Your goal — Pictures do not belong in your copy. Repeat all the other data exactly.

Information supplied —

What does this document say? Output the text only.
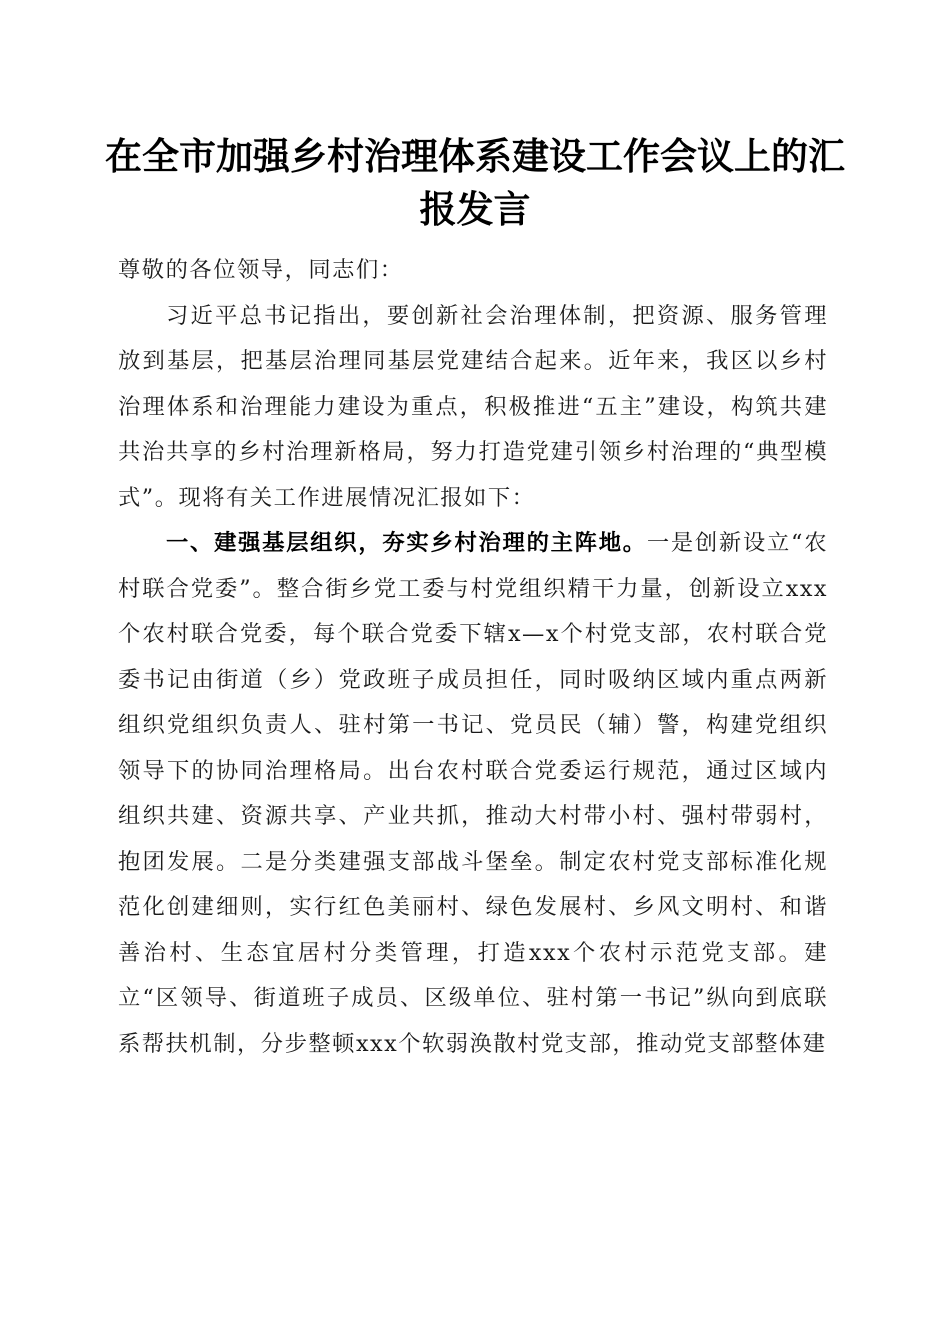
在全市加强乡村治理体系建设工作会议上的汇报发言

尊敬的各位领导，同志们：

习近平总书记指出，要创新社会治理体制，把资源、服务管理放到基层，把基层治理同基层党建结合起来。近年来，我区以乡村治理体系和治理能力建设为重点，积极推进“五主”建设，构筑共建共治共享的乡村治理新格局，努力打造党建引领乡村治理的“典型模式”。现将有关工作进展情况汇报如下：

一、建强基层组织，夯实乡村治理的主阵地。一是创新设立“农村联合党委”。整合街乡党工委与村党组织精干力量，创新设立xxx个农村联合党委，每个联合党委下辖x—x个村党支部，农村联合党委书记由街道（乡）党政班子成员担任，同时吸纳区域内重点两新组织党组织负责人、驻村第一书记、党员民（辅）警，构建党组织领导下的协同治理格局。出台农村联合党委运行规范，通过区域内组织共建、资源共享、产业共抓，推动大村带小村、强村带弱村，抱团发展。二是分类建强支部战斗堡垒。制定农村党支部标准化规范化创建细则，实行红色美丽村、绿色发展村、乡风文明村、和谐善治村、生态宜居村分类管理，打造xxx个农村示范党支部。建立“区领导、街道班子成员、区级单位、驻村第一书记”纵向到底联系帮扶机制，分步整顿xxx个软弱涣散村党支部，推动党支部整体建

Completed exercise —
What does this document say? Output the text only.
在全市加强乡村治理体系建设工作会议上的汇报发言

尊敬的各位领导，同志们：

习近平总书记指出，要创新社会治理体制，把资源、服务管理放到基层，把基层治理同基层党建结合起来。近年来，我区以乡村治理体系和治理能力建设为重点，积极推进“五主”建设，构筑共建共治共享的乡村治理新格局，努力打造党建引领乡村治理的“典型模式”。现将有关工作进展情况汇报如下：

一、建强基层组织，夯实乡村治理的主阵地。一是创新设立“农村联合党委”。整合街乡党工委与村党组织精干力量，创新设立xxx个农村联合党委，每个联合党委下辖x—x个村党支部，农村联合党委书记由街道（乡）党政班子成员担任，同时吸纳区域内重点两新组织党组织负责人、驻村第一书记、党员民（辅）警，构建党组织领导下的协同治理格局。出台农村联合党委运行规范，通过区域内组织共建、资源共享、产业共抓，推动大村带小村、强村带弱村，抱团发展。二是分类建强支部战斗堡垒。制定农村党支部标准化规范化创建细则，实行红色美丽村、绿色发展村、乡风文明村、和谐善治村、生态宜居村分类管理，打造xxx个农村示范党支部。建立“区领导、街道班子成员、区级单位、驻村第一书记”纵向到底联系帮扶机制，分步整顿xxx个软弱涣散村党支部，推动党支部整体建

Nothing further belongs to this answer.